Please list all lines of the material below in which the string "JSON" occurs.

>> begin

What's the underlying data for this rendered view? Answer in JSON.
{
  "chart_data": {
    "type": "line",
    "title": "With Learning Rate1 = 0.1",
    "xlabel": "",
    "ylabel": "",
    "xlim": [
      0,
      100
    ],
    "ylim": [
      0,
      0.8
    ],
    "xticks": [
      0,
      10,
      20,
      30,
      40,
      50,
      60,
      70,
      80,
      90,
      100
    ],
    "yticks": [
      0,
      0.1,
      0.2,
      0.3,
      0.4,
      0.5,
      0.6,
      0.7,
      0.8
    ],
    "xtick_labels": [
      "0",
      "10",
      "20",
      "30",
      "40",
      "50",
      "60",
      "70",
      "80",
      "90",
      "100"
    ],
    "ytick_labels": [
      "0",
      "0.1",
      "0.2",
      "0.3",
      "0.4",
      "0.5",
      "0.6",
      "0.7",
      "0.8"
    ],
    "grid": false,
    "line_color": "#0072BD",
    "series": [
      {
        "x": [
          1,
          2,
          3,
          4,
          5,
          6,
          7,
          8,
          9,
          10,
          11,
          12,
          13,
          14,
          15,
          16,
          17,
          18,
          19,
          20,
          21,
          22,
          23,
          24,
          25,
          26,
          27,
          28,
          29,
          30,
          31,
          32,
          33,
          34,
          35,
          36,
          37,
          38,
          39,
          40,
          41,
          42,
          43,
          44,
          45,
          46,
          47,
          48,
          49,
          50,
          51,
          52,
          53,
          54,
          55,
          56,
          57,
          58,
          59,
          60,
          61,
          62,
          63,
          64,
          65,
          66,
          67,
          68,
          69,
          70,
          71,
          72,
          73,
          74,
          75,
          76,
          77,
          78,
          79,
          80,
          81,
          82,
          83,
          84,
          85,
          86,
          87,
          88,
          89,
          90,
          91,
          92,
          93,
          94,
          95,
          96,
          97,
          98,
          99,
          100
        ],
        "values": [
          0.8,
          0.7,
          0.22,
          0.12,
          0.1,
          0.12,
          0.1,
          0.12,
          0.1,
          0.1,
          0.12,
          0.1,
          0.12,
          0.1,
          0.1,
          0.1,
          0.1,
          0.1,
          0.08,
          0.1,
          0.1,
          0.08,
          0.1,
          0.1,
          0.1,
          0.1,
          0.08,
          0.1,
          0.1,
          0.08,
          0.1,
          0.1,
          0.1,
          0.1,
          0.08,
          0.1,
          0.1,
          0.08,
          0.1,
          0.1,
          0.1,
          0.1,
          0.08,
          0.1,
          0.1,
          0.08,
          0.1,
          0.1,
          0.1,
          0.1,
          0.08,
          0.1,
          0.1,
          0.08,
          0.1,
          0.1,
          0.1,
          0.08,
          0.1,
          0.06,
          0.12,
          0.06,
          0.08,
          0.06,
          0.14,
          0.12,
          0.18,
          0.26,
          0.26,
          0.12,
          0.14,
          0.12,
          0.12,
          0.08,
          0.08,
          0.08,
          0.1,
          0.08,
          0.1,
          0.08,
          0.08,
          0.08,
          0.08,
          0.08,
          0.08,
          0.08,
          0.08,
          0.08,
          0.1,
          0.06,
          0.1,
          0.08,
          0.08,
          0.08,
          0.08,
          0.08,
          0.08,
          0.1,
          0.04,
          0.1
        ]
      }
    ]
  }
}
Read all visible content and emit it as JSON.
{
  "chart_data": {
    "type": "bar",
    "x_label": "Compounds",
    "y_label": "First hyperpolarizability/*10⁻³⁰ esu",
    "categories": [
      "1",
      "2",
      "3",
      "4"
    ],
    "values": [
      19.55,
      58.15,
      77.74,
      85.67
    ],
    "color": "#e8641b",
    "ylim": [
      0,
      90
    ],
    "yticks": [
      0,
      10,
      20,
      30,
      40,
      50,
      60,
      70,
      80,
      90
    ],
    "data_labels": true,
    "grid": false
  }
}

>> end
>> begin

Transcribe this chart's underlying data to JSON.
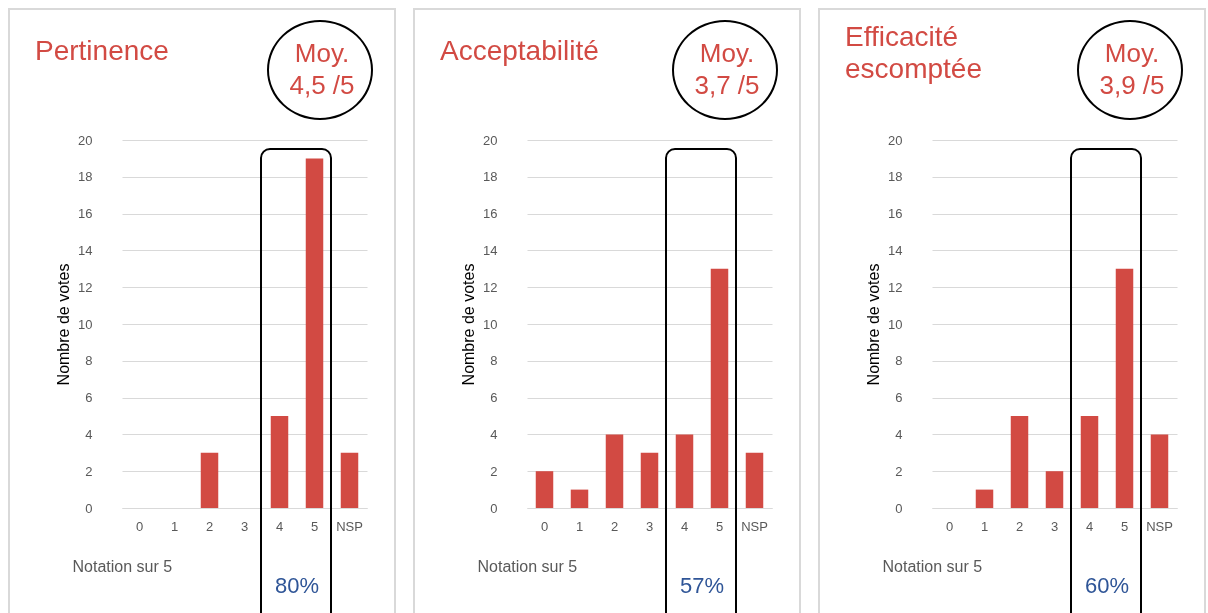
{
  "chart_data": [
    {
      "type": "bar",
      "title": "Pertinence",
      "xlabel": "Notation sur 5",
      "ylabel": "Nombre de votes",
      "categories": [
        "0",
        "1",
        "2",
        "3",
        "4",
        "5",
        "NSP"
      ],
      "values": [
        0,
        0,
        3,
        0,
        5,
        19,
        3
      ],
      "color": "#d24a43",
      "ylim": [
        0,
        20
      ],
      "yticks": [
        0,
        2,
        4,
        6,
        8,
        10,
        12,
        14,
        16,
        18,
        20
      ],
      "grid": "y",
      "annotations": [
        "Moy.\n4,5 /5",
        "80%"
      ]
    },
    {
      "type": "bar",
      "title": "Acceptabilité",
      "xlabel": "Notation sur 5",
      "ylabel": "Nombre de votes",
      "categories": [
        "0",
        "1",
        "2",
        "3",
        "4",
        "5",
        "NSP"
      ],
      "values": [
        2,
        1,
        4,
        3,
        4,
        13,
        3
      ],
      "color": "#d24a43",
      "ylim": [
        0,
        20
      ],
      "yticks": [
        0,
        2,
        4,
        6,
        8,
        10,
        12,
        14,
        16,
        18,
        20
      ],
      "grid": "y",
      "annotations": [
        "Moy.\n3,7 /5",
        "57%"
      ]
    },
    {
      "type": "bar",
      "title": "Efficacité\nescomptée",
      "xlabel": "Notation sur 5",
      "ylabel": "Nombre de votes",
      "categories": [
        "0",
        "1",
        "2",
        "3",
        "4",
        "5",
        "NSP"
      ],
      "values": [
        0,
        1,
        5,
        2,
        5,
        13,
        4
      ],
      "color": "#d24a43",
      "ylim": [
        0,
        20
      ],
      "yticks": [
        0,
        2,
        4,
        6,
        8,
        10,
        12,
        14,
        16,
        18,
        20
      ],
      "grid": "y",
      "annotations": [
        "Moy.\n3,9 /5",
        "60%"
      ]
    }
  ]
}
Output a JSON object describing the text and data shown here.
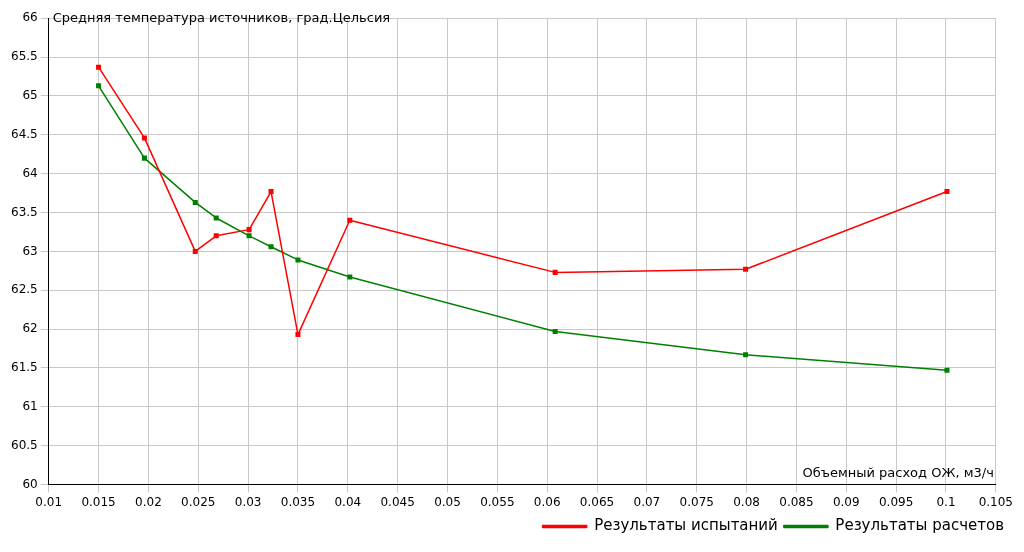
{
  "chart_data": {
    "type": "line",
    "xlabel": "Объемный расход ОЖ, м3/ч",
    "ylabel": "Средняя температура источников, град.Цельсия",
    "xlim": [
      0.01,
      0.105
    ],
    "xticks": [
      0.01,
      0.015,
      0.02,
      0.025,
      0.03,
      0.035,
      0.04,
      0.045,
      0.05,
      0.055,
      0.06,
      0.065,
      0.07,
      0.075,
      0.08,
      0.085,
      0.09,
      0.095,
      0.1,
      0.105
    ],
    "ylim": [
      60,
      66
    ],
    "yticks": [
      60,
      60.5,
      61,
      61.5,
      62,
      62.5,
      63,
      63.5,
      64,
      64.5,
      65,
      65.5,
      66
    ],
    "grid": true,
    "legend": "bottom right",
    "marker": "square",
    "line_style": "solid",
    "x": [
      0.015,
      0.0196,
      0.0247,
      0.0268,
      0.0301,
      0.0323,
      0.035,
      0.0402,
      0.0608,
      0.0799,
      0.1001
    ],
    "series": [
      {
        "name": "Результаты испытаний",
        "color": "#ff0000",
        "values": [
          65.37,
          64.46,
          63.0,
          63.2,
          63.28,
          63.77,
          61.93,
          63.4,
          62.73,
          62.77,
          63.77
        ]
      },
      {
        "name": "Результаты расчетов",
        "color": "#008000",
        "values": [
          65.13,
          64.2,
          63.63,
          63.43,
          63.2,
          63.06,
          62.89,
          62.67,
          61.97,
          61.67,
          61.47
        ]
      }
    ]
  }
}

>> end

Completed exercise =>
What's the underlying data for this rendered view? Answer in JSON.
Read all visible content and emit it as JSON.
Transcribe this chart's underlying data to JSON.
Output a JSON object describing the text and data shown here.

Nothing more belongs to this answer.